◆ STATED EXERCISE
Write the listing out again, all of it, word for word.

________

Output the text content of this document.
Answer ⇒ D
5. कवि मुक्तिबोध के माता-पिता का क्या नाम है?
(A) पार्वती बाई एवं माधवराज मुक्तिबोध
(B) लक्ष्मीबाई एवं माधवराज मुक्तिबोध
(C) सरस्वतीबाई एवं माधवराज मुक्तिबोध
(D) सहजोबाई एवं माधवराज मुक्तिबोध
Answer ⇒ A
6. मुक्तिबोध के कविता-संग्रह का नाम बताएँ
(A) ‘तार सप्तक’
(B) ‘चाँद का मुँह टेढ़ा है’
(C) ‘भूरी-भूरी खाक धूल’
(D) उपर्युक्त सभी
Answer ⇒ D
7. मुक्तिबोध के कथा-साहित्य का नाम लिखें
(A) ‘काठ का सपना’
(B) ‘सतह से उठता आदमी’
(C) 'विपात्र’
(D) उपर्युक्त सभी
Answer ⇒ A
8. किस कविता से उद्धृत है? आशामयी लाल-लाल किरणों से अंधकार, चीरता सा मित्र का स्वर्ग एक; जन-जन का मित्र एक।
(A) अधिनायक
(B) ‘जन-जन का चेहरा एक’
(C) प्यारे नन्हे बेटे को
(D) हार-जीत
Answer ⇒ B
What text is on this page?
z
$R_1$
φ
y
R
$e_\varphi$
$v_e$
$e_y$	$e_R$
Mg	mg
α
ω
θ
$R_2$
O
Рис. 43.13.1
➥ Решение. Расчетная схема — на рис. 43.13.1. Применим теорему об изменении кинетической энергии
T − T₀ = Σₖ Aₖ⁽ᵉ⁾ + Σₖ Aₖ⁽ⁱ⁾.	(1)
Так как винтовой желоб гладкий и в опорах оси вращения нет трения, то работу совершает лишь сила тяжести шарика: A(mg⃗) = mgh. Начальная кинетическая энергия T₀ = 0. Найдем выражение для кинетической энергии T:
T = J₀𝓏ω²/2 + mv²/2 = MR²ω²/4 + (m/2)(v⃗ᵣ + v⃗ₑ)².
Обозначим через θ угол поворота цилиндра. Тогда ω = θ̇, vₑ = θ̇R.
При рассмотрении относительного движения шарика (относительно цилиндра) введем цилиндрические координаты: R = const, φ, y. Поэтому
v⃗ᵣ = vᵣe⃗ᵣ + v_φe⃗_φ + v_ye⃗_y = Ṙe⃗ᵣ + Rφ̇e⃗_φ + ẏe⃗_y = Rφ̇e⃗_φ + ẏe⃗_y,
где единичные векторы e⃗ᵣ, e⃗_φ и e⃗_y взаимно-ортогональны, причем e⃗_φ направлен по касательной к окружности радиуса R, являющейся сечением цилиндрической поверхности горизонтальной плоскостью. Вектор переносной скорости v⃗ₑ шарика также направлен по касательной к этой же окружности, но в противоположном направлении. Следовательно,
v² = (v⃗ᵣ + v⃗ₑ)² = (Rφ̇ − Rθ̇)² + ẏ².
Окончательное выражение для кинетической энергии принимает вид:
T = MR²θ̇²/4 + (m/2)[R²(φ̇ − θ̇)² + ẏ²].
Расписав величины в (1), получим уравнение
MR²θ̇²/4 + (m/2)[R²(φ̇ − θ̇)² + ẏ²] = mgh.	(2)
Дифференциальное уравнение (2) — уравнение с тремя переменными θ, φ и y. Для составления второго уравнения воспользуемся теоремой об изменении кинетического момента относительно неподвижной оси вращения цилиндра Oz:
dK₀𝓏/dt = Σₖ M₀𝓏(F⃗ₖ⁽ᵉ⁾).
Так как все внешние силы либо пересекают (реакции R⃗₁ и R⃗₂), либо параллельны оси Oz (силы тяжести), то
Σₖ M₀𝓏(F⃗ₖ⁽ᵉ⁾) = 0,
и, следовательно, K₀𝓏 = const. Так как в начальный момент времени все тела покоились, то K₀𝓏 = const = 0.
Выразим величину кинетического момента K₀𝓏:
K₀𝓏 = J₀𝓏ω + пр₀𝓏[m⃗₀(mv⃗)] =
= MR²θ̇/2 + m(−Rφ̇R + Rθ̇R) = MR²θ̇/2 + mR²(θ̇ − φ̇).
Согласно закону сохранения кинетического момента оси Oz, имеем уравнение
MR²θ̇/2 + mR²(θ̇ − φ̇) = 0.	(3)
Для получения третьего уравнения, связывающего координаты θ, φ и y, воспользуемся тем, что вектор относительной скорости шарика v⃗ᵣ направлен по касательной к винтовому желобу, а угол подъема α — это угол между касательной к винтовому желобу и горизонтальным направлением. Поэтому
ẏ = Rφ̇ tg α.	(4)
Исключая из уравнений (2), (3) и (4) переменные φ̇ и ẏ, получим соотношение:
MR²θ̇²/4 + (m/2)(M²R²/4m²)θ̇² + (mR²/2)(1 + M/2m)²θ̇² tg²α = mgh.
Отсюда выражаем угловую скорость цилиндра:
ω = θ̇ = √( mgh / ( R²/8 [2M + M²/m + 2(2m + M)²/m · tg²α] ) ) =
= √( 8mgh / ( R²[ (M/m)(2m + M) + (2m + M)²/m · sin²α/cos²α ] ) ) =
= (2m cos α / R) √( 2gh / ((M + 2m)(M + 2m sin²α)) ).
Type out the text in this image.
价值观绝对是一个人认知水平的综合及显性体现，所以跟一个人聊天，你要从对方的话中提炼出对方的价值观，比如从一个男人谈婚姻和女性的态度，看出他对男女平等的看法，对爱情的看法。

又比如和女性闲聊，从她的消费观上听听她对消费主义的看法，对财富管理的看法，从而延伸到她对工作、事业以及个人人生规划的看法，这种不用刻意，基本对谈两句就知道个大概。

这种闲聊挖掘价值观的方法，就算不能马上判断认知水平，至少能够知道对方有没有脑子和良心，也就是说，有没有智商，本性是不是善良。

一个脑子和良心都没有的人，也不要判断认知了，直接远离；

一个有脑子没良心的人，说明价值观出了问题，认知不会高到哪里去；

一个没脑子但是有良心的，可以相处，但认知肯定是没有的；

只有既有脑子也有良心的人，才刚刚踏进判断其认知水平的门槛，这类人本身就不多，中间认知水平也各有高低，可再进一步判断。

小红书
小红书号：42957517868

________

◆ OUTPUT OF THE TASK
Output the text content of this document.
Answer ⇒ D
5. कवि मुक्तिबोध के माता-पिता का क्या नाम है?
(A) पार्वती बाई एवं माधवराज मुक्तिबोध
(B) लक्ष्मीबाई एवं माधवराज मुक्तिबोध
(C) सरस्वतीबाई एवं माधवराज मुक्तिबोध
(D) सहजोबाई एवं माधवराज मुक्तिबोध
Answer ⇒ A
6. मुक्तिबोध के कविता-संग्रह का नाम बताएँ
(A) ‘तार सप्तक’
(B) ‘चाँद का मुँह टेढ़ा है’
(C) ‘भूरी-भूरी खाक धूल’
(D) उपर्युक्त सभी
Answer ⇒ D
7. मुक्तिबोध के कथा-साहित्य का नाम लिखें
(A) ‘काठ का सपना’
(B) ‘सतह से उठता आदमी’
(C) 'विपात्र’
(D) उपर्युक्त सभी
Answer ⇒ A
8. किस कविता से उद्धृत है? आशामयी लाल-लाल किरणों से अंधकार, चीरता सा मित्र का स्वर्ग एक; जन-जन का मित्र एक।
(A) अधिनायक
(B) ‘जन-जन का चेहरा एक’
(C) प्यारे नन्हे बेटे को
(D) हार-जीत
Answer ⇒ B
What text is on this page?
z
$R_1$
φ
y
R
$e_\varphi$
$v_e$
$e_y$	$e_R$
Mg	mg
α
ω
θ
$R_2$
O
Рис. 43.13.1
➥ Решение. Расчетная схема — на рис. 43.13.1. Применим теорему об изменении кинетической энергии
T − T₀ = Σₖ Aₖ⁽ᵉ⁾ + Σₖ Aₖ⁽ⁱ⁾.	(1)
Так как винтовой желоб гладкий и в опорах оси вращения нет трения, то работу совершает лишь сила тяжести шарика: A(mg⃗) = mgh. Начальная кинетическая энергия T₀ = 0. Найдем выражение для кинетической энергии T:
T = J₀𝓏ω²/2 + mv²/2 = MR²ω²/4 + (m/2)(v⃗ᵣ + v⃗ₑ)².
Обозначим через θ угол поворота цилиндра. Тогда ω = θ̇, vₑ = θ̇R.
При рассмотрении относительного движения шарика (относительно цилиндра) введем цилиндрические координаты: R = const, φ, y. Поэтому
v⃗ᵣ = vᵣe⃗ᵣ + v_φe⃗_φ + v_ye⃗_y = Ṙe⃗ᵣ + Rφ̇e⃗_φ + ẏe⃗_y = Rφ̇e⃗_φ + ẏe⃗_y,
где единичные векторы e⃗ᵣ, e⃗_φ и e⃗_y взаимно-ортогональны, причем e⃗_φ направлен по касательной к окружности радиуса R, являющейся сечением цилиндрической поверхности горизонтальной плоскостью. Вектор переносной скорости v⃗ₑ шарика также направлен по касательной к этой же окружности, но в противоположном направлении. Следовательно,
v² = (v⃗ᵣ + v⃗ₑ)² = (Rφ̇ − Rθ̇)² + ẏ².
Окончательное выражение для кинетической энергии принимает вид:
T = MR²θ̇²/4 + (m/2)[R²(φ̇ − θ̇)² + ẏ²].
Расписав величины в (1), получим уравнение
MR²θ̇²/4 + (m/2)[R²(φ̇ − θ̇)² + ẏ²] = mgh.	(2)
Дифференциальное уравнение (2) — уравнение с тремя переменными θ, φ и y. Для составления второго уравнения воспользуемся теоремой об изменении кинетического момента относительно неподвижной оси вращения цилиндра Oz:
dK₀𝓏/dt = Σₖ M₀𝓏(F⃗ₖ⁽ᵉ⁾).
Так как все внешние силы либо пересекают (реакции R⃗₁ и R⃗₂), либо параллельны оси Oz (силы тяжести), то
Σₖ M₀𝓏(F⃗ₖ⁽ᵉ⁾) = 0,
и, следовательно, K₀𝓏 = const. Так как в начальный момент времени все тела покоились, то K₀𝓏 = const = 0.
Выразим величину кинетического момента K₀𝓏:
K₀𝓏 = J₀𝓏ω + пр₀𝓏[m⃗₀(mv⃗)] =
= MR²θ̇/2 + m(−Rφ̇R + Rθ̇R) = MR²θ̇/2 + mR²(θ̇ − φ̇).
Согласно закону сохранения кинетического момента оси Oz, имеем уравнение
MR²θ̇/2 + mR²(θ̇ − φ̇) = 0.	(3)
Для получения третьего уравнения, связывающего координаты θ, φ и y, воспользуемся тем, что вектор относительной скорости шарика v⃗ᵣ направлен по касательной к винтовому желобу, а угол подъема α — это угол между касательной к винтовому желобу и горизонтальным направлением. Поэтому
ẏ = Rφ̇ tg α.	(4)
Исключая из уравнений (2), (3) и (4) переменные φ̇ и ẏ, получим соотношение:
MR²θ̇²/4 + (m/2)(M²R²/4m²)θ̇² + (mR²/2)(1 + M/2m)²θ̇² tg²α = mgh.
Отсюда выражаем угловую скорость цилиндра:
ω = θ̇ = √( mgh / ( R²/8 [2M + M²/m + 2(2m + M)²/m · tg²α] ) ) =
= √( 8mgh / ( R²[ (M/m)(2m + M) + (2m + M)²/m · sin²α/cos²α ] ) ) =
= (2m cos α / R) √( 2gh / ((M + 2m)(M + 2m sin²α)) ).
Type out the text in this image.
价值观绝对是一个人认知水平的综合及显性体现，所以跟一个人聊天，你要从对方的话中提炼出对方的价值观，比如从一个男人谈婚姻和女性的态度，看出他对男女平等的看法，对爱情的看法。

又比如和女性闲聊，从她的消费观上听听她对消费主义的看法，对财富管理的看法，从而延伸到她对工作、事业以及个人人生规划的看法，这种不用刻意，基本对谈两句就知道个大概。

这种闲聊挖掘价值观的方法，就算不能马上判断认知水平，至少能够知道对方有没有脑子和良心，也就是说，有没有智商，本性是不是善良。

一个脑子和良心都没有的人，也不要判断认知了，直接远离；

一个有脑子没良心的人，说明价值观出了问题，认知不会高到哪里去；

一个没脑子但是有良心的，可以相处，但认知肯定是没有的；

只有既有脑子也有良心的人，才刚刚踏进判断其认知水平的门槛，这类人本身就不多，中间认知水平也各有高低，可再进一步判断。

小红书
小红书号：42957517868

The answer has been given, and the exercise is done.